→ Dataset entries:

[Begin]

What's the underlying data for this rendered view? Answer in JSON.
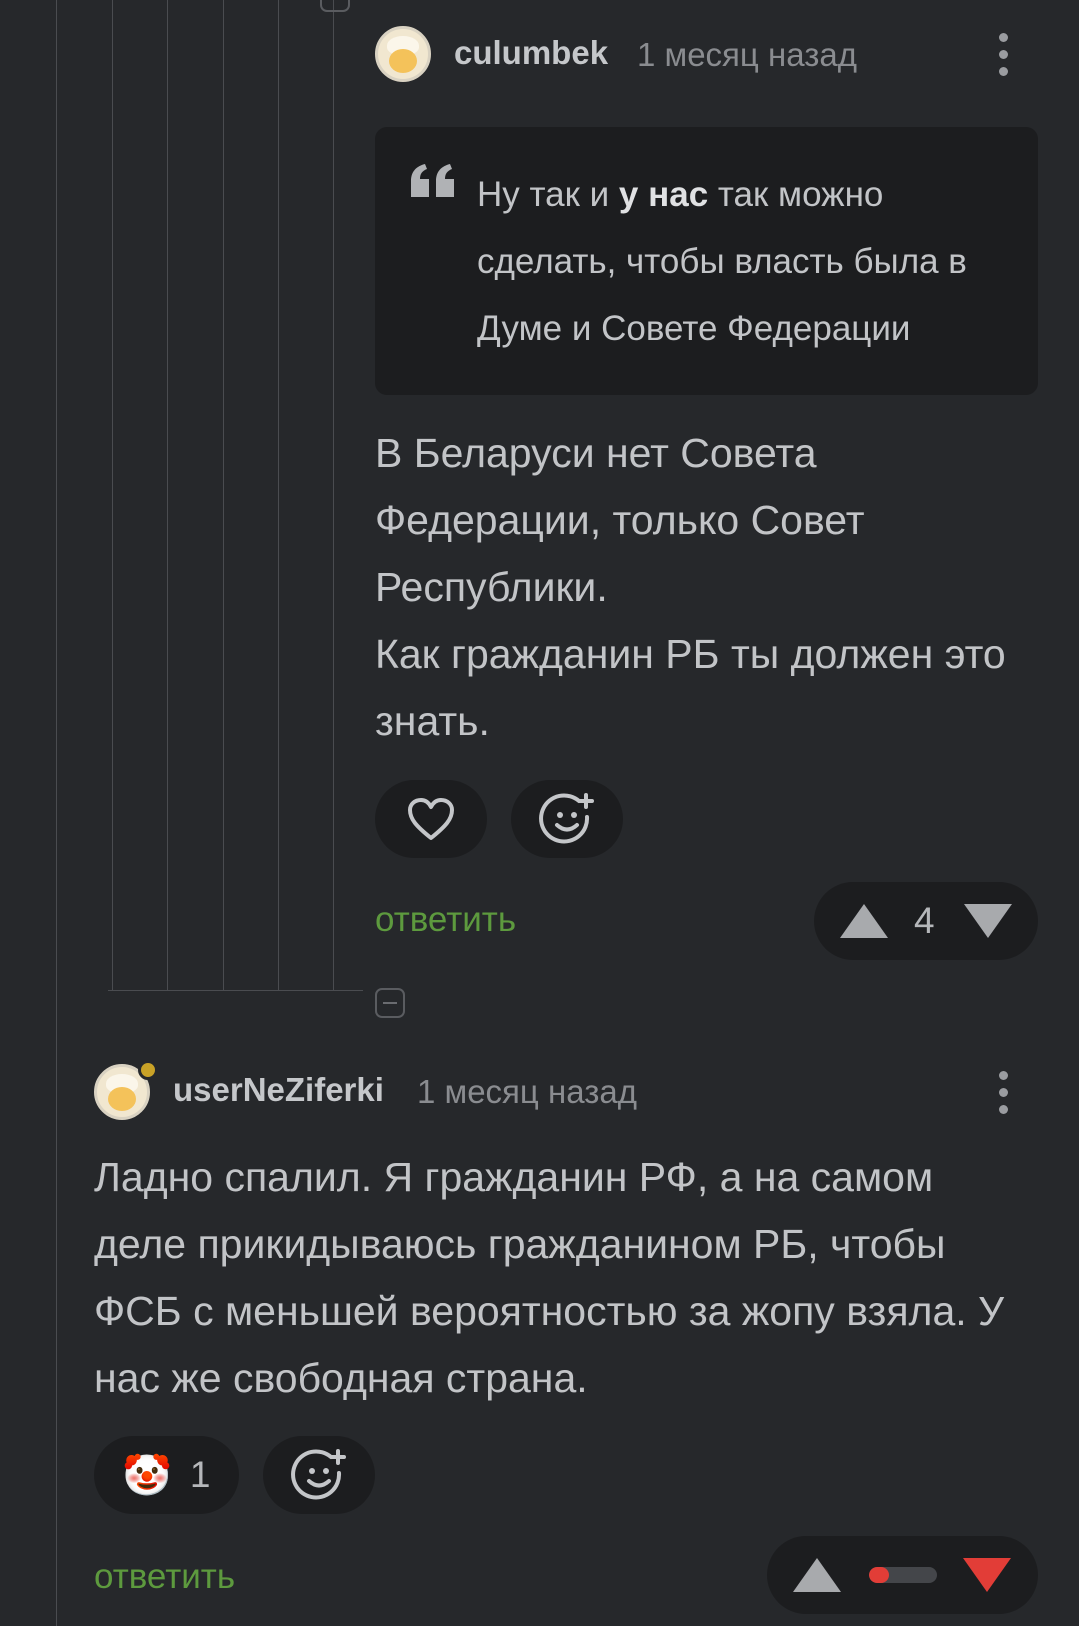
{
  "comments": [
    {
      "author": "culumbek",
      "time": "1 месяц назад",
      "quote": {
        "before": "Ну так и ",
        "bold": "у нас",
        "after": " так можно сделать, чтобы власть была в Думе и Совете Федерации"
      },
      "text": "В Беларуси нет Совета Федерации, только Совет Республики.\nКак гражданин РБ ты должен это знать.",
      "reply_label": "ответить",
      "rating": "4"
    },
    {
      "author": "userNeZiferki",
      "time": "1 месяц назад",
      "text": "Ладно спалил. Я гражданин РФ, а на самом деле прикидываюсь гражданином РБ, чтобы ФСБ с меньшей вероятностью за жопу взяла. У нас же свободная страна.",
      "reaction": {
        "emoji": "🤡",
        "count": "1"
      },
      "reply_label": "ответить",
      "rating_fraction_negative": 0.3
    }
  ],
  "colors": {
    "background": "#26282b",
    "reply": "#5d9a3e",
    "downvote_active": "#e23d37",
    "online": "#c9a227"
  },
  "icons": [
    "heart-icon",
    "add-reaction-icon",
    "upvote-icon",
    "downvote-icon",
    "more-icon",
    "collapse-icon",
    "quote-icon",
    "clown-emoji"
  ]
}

[End]

→ Problem: Nothing but the pictures may be dropped; output the records above exactly.

→ Completed exercise:
What's the underlying data for this rendered view? Answer in JSON.
{
  "comments": [
    {
      "author": "culumbek",
      "time": "1 месяц назад",
      "quote": {
        "before": "Ну так и ",
        "bold": "у нас",
        "after": " так можно сделать, чтобы власть была в Думе и Совете Федерации"
      },
      "text": "В Беларуси нет Совета Федерации, только Совет Республики.\nКак гражданин РБ ты должен это знать.",
      "reply_label": "ответить",
      "rating": "4"
    },
    {
      "author": "userNeZiferki",
      "time": "1 месяц назад",
      "text": "Ладно спалил. Я гражданин РФ, а на самом деле прикидываюсь гражданином РБ, чтобы ФСБ с меньшей вероятностью за жопу взяла. У нас же свободная страна.",
      "reaction": {
        "emoji": "🤡",
        "count": "1"
      },
      "reply_label": "ответить",
      "rating_fraction_negative": 0.3
    }
  ],
  "colors": {
    "background": "#26282b",
    "reply": "#5d9a3e",
    "downvote_active": "#e23d37",
    "online": "#c9a227"
  },
  "icons": [
    "heart-icon",
    "add-reaction-icon",
    "upvote-icon",
    "downvote-icon",
    "more-icon",
    "collapse-icon",
    "quote-icon",
    "clown-emoji"
  ]
}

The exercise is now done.